## What this task involves
Check each line of the listing, and copy it if it contains the word "Density".

[Figure data in JSON]
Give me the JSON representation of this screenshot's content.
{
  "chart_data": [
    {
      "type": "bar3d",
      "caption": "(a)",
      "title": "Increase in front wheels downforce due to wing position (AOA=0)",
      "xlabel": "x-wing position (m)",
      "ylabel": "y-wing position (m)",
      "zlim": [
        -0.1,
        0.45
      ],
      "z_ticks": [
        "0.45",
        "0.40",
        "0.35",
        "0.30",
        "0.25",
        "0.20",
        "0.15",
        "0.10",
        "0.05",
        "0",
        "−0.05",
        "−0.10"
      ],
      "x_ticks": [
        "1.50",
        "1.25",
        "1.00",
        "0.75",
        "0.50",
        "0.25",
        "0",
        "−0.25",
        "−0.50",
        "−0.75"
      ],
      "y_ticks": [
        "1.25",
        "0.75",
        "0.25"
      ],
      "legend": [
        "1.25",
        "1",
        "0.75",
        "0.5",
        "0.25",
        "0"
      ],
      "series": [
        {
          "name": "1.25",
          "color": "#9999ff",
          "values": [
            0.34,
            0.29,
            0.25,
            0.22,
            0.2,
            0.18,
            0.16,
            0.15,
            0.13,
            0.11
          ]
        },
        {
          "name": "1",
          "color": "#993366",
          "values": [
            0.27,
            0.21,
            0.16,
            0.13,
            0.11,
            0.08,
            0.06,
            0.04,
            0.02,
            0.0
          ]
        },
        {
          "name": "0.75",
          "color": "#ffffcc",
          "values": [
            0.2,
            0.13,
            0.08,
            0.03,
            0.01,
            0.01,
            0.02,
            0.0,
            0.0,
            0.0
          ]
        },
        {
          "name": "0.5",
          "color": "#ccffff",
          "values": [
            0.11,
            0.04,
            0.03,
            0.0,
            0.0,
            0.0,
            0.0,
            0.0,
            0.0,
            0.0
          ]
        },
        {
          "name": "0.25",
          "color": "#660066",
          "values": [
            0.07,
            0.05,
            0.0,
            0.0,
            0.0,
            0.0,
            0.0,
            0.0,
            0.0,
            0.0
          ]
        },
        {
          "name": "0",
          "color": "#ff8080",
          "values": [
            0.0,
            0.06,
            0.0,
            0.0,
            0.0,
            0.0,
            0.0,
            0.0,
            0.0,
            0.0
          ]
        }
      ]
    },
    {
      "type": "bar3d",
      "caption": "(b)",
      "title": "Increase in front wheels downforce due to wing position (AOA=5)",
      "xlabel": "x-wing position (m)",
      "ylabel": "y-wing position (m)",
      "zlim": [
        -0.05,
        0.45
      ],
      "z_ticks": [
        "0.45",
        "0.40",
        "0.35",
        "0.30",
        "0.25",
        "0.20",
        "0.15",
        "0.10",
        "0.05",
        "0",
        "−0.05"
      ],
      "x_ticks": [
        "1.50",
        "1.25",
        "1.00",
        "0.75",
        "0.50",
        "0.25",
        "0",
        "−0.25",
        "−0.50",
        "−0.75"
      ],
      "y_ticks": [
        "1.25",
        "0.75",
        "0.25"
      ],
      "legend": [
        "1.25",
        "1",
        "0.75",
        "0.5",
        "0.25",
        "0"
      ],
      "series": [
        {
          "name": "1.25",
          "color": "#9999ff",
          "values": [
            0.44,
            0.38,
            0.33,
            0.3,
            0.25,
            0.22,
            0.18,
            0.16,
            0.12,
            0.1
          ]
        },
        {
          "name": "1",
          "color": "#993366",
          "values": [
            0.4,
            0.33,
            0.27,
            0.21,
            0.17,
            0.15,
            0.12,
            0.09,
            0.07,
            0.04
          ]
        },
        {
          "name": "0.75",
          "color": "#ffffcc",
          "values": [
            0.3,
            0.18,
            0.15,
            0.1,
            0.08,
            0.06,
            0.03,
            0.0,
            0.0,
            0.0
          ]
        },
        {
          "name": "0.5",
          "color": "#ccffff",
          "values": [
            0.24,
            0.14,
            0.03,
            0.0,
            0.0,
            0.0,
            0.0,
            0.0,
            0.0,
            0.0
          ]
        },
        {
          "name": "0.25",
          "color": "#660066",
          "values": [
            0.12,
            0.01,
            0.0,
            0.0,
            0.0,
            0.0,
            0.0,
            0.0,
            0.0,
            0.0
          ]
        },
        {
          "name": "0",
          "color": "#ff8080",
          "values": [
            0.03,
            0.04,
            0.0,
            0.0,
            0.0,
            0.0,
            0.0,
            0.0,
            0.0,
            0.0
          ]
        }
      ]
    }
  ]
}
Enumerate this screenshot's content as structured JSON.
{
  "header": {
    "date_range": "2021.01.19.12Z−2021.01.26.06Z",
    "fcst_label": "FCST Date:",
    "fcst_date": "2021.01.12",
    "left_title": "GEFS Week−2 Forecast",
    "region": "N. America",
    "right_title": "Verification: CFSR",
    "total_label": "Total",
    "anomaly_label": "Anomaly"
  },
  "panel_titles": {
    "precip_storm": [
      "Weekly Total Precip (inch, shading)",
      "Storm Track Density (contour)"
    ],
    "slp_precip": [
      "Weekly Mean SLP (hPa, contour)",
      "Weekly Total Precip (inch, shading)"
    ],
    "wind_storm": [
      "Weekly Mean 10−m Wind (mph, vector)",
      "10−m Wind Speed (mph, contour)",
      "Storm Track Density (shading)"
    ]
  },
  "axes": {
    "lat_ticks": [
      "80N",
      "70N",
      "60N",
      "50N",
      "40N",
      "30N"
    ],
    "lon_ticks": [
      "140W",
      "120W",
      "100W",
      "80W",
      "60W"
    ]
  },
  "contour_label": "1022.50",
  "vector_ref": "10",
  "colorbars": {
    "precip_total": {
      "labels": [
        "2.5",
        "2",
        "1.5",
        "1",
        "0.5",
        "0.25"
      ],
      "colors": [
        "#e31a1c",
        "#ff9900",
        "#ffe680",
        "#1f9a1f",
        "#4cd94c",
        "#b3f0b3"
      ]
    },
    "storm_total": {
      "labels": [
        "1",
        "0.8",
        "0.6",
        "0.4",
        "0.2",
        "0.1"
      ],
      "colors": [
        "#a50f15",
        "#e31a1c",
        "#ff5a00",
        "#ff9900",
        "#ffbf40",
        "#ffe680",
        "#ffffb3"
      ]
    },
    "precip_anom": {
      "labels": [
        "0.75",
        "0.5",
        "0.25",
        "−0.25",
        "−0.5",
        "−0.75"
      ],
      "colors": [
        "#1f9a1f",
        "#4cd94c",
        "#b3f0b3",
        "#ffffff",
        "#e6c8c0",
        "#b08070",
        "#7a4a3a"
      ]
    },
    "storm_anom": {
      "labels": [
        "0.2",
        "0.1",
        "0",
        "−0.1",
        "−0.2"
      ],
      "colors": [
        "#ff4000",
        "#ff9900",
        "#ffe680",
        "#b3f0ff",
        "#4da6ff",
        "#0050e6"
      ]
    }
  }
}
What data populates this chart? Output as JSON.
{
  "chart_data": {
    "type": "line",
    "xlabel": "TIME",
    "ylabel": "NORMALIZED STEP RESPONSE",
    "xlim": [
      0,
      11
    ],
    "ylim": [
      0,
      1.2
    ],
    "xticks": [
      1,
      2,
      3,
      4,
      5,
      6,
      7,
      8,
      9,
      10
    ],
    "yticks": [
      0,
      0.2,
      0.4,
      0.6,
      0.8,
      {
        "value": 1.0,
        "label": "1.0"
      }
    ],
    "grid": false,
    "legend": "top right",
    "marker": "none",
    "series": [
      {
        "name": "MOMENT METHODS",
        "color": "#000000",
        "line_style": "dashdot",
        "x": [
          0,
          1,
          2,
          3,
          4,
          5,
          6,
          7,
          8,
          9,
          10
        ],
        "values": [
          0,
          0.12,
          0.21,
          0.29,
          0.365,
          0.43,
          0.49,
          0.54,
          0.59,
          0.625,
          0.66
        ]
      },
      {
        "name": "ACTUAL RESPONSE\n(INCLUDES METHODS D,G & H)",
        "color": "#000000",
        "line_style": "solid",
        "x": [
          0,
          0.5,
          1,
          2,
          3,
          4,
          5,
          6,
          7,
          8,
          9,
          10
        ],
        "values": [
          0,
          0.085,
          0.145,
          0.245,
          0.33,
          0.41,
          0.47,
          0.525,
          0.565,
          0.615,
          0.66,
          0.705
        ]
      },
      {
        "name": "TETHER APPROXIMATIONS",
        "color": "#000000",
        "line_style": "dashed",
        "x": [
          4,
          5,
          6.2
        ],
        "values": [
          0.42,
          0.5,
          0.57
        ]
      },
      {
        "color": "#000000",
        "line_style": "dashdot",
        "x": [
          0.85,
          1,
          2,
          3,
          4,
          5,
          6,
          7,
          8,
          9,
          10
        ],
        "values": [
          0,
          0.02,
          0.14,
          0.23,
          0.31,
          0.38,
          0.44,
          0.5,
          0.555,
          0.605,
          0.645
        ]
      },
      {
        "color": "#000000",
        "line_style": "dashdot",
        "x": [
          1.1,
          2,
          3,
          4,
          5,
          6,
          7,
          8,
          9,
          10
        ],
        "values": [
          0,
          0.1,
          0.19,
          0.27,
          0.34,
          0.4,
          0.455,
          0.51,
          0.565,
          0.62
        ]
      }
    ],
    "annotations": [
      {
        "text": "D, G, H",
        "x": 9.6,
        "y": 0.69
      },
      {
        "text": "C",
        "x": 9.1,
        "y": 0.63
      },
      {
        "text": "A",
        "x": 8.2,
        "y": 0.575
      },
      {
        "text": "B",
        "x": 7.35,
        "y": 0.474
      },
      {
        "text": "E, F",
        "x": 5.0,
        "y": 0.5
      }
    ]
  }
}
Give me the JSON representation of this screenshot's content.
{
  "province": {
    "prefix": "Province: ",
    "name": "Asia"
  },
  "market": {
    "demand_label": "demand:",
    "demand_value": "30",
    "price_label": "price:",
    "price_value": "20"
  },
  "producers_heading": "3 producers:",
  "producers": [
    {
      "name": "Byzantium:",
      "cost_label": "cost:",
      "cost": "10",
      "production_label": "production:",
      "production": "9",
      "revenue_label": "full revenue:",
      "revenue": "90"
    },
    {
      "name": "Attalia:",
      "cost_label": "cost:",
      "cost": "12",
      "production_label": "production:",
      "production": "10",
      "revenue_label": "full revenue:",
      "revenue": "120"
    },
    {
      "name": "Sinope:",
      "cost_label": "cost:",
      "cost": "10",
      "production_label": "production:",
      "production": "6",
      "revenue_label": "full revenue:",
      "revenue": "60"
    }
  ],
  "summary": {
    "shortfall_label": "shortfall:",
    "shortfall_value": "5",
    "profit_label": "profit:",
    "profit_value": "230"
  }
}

## Finished exercise
      "Storm Track Density (contour)"
      "Storm Track Density (shading)"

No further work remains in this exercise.